[Rows from a dataset]

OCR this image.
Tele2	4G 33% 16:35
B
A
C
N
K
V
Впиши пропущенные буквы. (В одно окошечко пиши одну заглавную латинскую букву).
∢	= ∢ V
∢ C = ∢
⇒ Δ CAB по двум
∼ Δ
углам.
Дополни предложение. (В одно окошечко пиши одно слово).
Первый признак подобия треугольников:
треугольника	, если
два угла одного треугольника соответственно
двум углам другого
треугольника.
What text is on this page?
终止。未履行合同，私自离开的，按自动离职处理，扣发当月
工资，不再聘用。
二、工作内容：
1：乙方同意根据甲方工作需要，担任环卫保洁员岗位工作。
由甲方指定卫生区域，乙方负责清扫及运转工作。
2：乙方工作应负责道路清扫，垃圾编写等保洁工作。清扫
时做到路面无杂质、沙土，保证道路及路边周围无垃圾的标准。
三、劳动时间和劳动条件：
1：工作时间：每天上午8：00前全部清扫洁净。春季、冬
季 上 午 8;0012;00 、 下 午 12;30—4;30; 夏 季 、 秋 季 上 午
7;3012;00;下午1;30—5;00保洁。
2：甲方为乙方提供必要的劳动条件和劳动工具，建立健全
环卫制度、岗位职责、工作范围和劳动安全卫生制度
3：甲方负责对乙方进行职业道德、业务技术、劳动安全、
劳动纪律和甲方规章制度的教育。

▶ **Exercise directions**:
Select and copy each line from the data that includes the word "this".

▶ **Solution below**:
OCR this image.
What text is on this page?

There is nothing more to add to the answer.